[What to do] Search the material below for the word "Validation" and copy every line in which it occurs.

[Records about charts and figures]
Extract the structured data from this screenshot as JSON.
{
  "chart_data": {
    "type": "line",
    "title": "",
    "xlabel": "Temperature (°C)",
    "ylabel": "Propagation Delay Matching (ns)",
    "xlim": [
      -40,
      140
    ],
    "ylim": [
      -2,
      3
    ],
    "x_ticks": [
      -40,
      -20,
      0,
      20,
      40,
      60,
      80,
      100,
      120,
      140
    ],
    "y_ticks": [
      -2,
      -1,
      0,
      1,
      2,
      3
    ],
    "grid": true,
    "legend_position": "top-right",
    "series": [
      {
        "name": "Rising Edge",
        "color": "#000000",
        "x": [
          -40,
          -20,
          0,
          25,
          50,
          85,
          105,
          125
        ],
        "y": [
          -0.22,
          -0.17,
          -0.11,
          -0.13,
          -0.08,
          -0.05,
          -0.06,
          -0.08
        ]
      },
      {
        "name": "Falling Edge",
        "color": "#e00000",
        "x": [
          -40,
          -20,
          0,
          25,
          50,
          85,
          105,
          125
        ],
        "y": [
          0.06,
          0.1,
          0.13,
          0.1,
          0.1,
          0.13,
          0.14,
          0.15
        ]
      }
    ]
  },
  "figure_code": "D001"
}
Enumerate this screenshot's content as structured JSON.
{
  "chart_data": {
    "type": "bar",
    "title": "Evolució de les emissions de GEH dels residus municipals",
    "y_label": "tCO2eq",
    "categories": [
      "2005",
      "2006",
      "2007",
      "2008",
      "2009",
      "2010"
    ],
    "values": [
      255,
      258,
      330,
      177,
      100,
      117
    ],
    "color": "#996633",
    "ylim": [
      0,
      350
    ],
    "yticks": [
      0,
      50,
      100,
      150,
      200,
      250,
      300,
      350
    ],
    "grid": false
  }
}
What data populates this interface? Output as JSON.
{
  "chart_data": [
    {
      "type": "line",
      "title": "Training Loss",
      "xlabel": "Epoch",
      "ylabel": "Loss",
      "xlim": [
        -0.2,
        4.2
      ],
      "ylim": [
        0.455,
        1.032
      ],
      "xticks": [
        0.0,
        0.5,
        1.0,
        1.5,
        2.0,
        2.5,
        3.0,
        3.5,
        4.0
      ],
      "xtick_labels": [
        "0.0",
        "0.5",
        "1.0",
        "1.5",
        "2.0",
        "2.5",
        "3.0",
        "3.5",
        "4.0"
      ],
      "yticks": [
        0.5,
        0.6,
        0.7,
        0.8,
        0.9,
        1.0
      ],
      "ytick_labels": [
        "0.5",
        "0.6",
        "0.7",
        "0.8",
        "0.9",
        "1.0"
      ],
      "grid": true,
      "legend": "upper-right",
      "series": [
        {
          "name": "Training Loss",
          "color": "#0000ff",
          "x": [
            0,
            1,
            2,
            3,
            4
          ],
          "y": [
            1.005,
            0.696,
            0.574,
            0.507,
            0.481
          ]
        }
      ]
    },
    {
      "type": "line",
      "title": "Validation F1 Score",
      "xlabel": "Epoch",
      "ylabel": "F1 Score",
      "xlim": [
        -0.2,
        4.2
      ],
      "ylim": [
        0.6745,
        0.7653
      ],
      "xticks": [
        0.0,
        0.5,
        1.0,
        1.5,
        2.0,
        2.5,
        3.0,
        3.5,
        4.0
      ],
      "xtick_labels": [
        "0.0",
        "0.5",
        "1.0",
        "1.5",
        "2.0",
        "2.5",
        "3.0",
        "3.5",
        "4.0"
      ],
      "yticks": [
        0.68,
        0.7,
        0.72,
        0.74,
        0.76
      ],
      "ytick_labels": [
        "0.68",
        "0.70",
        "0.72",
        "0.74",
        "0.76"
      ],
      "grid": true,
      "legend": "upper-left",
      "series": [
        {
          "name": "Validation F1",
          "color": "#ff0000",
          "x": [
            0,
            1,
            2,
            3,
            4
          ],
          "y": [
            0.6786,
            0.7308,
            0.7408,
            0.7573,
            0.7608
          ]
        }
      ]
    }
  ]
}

[Output]
      "title": "Validation F1 Score",
          "name": "Validation F1",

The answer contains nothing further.